> **PROBLEM STATEMENT**
Look through the material below, count the lines containing the word "fringes", and state only the count.

▬▬▬▬▬▬

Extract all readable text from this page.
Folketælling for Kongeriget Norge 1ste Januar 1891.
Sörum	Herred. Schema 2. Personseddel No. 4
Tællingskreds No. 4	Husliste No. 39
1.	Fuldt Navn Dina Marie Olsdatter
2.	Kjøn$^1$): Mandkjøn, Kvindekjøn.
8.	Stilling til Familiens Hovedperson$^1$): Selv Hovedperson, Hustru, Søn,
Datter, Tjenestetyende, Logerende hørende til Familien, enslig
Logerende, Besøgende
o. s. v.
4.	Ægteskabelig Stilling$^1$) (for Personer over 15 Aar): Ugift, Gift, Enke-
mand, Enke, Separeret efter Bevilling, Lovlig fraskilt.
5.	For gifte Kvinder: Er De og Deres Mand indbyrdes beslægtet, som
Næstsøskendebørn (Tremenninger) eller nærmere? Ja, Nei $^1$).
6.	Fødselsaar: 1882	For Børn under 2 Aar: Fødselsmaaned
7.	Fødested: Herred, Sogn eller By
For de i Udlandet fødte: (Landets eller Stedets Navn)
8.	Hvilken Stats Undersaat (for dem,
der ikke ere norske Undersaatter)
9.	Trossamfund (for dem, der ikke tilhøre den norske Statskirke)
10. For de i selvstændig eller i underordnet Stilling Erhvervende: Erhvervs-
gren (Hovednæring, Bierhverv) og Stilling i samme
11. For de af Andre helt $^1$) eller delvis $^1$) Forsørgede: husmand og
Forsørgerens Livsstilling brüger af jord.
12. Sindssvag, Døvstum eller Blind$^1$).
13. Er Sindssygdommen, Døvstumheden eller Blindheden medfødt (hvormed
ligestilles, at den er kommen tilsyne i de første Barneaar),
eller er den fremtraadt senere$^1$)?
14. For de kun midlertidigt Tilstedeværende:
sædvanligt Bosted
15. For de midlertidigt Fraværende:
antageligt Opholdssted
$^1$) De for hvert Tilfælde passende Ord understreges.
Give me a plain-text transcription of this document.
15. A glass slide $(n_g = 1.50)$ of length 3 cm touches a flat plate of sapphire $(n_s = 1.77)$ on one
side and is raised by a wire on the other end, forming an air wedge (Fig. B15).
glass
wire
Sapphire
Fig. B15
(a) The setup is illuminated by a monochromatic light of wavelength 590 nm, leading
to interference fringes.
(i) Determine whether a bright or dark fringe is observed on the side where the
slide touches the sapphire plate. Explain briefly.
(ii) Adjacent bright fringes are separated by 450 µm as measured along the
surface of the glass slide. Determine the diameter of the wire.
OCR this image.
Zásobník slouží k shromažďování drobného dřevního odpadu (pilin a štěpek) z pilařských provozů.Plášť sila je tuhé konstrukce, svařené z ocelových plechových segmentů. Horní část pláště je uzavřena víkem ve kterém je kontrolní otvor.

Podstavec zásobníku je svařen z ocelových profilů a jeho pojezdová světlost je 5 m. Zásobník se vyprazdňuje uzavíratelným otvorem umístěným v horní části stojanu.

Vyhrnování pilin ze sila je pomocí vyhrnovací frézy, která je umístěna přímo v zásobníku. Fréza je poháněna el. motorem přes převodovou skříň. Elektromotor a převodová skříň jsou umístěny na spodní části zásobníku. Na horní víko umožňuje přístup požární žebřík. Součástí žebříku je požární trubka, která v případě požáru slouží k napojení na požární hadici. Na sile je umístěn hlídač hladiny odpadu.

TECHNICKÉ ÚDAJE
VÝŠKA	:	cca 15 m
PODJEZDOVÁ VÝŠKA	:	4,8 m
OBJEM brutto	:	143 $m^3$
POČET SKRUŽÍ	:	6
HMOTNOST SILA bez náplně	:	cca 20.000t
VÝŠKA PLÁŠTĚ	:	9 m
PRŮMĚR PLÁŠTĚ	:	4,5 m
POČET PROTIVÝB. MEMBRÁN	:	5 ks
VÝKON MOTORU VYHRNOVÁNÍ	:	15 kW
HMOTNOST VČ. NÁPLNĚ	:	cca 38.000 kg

▬▬▬▬▬▬

> **THE RESPONSE**
2